What this exercise asks>
[a] Reproduce the passage of the criminal appeal judgment below, starting at "1. The Appellant/Complainant" and ending at "Saidapet, Chennai/Trial Court.".
[b] In the criminal appeal judgment below, what established that Ex.P.3, the legal notice, was not served on the Accused?

(Prayer: Criminal Appeal, filed under Section 378 (4) of Cr.P.C., to call for records in connection with the case in C.C.No.3271 of 2011, on the file of Metropolitan Magistrate, F.T.C.No.III, Saidapet, Chennai, and to set aside the judgement passed by the said learned Magistrate, in C.C.No.3271 of 2011, dated 06.04.2013.)
1. The Appellant/Complainant has filed the instant Criminal Appeal as against the judgment of acquittal, made in C.C.No.3271 of 2011, dated 06.04.2013, by the learned Metropolitan Magistrate, Fast Track Court No.III, Saidapet, Chennai/Trial Court.
2. The trial Court, while passing the impugned judgment, in C.C.No.3271 of 2011, on 06.04.2013, had clearly came to the conclusion that Ex.P.3, legal notice was not served on the Accused (Respondent), and that was established through Ex.P.4, postal department's letter. That apart, it was observed by the trial Court that Ex.P.1, cheque, was not issued by the Accused (Respondent) in respect of the Bank Account that was established through the evidence of D.W.1, Ex.P.1, and Exs.D.1 and D.2. Ultimately, the trial Court had opined that the stand of the Appellant/Complainant that the cheque was signed by the Respondent/Accused and handedover to him was a doubtful one. Finally, it was observed that the cheque in respect of the 'Bank Account' was in no way connected with the Respondent/Accused and therefore, the case filed against him under Section 138 of the Negotiable Instruments Act, 1881, (hereinafter, referred to as 'N.I. Act'') was not maintainable, and dismissed the case by acquitting the Accused under Section 255 (1) of the Code of Criminal Procedure (Cr.P.C.).

Source data>
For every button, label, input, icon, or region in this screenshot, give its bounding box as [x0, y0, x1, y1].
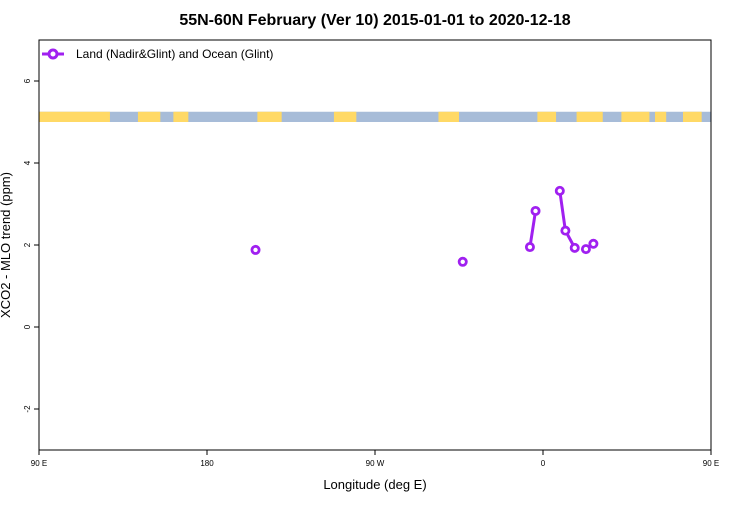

Task answers>
[a]
1. The Appellant/Complainant has filed the instant Criminal Appeal as against the judgment of acquittal, made in C.C.No.3271 of 2011, dated 06.04.2013, by the learned Metropolitan Magistrate, Fast Track Court No.III, Saidapet, Chennai/Trial Court.

[b] Ex.P.4, the postal department's letter.